Below are some records: retype them all exactly, but not the pictures.

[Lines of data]

───

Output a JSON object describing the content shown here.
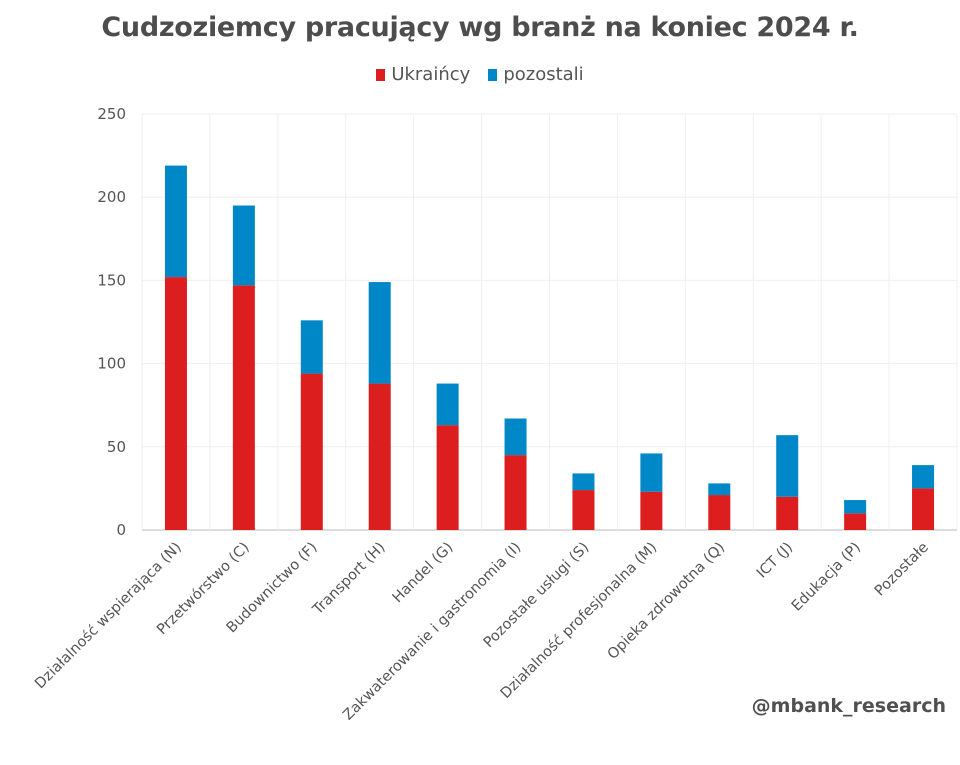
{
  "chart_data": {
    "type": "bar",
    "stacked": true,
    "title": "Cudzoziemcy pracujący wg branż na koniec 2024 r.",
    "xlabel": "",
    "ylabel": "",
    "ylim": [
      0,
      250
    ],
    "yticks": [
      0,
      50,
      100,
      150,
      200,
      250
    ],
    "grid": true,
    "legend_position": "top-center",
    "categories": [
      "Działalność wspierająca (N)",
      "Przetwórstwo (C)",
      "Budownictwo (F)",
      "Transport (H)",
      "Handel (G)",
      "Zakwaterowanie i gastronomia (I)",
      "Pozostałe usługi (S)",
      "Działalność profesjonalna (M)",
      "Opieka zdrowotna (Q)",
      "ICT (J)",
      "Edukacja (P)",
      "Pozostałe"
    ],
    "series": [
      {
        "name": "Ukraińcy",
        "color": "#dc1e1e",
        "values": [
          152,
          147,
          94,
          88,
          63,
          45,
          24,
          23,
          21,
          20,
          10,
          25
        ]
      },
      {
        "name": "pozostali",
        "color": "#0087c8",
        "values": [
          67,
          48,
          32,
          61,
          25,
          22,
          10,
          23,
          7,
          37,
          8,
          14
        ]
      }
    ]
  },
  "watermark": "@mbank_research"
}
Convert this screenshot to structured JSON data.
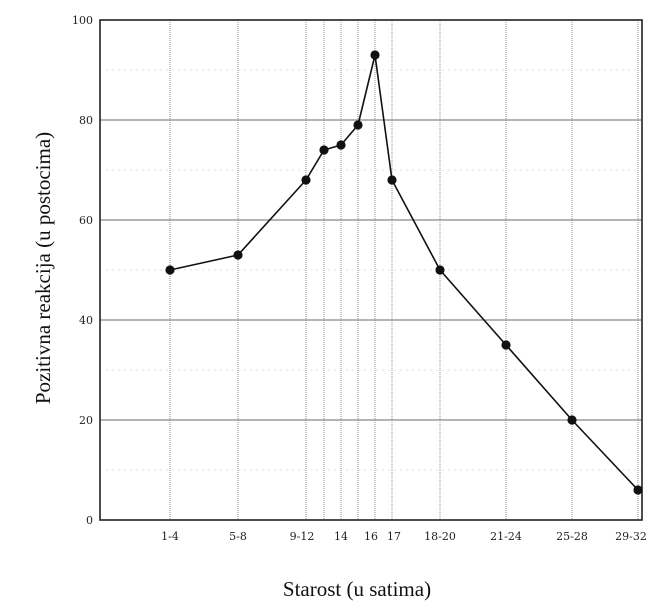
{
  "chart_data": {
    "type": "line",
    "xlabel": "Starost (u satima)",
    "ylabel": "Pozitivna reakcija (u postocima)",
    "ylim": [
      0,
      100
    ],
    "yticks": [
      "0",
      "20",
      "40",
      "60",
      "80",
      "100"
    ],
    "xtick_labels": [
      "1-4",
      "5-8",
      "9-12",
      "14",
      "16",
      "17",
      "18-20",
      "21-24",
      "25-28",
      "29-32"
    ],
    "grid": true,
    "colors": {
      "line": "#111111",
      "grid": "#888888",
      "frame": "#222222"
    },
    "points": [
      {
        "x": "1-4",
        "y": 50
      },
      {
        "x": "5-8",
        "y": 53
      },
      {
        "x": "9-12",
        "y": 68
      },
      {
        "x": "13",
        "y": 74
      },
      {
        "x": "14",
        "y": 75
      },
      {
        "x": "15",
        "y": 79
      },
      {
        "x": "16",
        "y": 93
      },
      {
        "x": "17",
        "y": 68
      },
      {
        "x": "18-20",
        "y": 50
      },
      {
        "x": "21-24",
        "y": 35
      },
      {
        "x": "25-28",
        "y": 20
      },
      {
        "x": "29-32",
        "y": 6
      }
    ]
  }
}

───

Written solution
Output a JSON object describing the content shown here.
{
  "chart_data": {
    "type": "bar",
    "stacked": true,
    "title": "Cudzoziemcy pracujący wg branż na koniec 2024 r.",
    "xlabel": "",
    "ylabel": "",
    "ylim": [
      0,
      250
    ],
    "yticks": [
      0,
      50,
      100,
      150,
      200,
      250
    ],
    "grid": true,
    "legend_position": "top-center",
    "categories": [
      "Działalność wspierająca (N)",
      "Przetwórstwo (C)",
      "Budownictwo (F)",
      "Transport (H)",
      "Handel (G)",
      "Zakwaterowanie i gastronomia (I)",
      "Pozostałe usługi (S)",
      "Działalność profesjonalna (M)",
      "Opieka zdrowotna (Q)",
      "ICT (J)",
      "Edukacja (P)",
      "Pozostałe"
    ],
    "series": [
      {
        "name": "Ukraińcy",
        "color": "#dc1e1e",
        "values": [
          152,
          147,
          94,
          88,
          63,
          45,
          24,
          23,
          21,
          20,
          10,
          25
        ]
      },
      {
        "name": "pozostali",
        "color": "#0087c8",
        "values": [
          67,
          48,
          32,
          61,
          25,
          22,
          10,
          23,
          7,
          37,
          8,
          14
        ]
      }
    ]
  },
  "watermark": "@mbank_research"
}
Convert this screenshot to structured JSON data.
{
  "chart_data": {
    "type": "line",
    "xlabel": "Starost (u satima)",
    "ylabel": "Pozitivna reakcija (u postocima)",
    "ylim": [
      0,
      100
    ],
    "yticks": [
      "0",
      "20",
      "40",
      "60",
      "80",
      "100"
    ],
    "xtick_labels": [
      "1-4",
      "5-8",
      "9-12",
      "14",
      "16",
      "17",
      "18-20",
      "21-24",
      "25-28",
      "29-32"
    ],
    "grid": true,
    "colors": {
      "line": "#111111",
      "grid": "#888888",
      "frame": "#222222"
    },
    "points": [
      {
        "x": "1-4",
        "y": 50
      },
      {
        "x": "5-8",
        "y": 53
      },
      {
        "x": "9-12",
        "y": 68
      },
      {
        "x": "13",
        "y": 74
      },
      {
        "x": "14",
        "y": 75
      },
      {
        "x": "15",
        "y": 79
      },
      {
        "x": "16",
        "y": 93
      },
      {
        "x": "17",
        "y": 68
      },
      {
        "x": "18-20",
        "y": 50
      },
      {
        "x": "21-24",
        "y": 35
      },
      {
        "x": "25-28",
        "y": 20
      },
      {
        "x": "29-32",
        "y": 6
      }
    ]
  }
}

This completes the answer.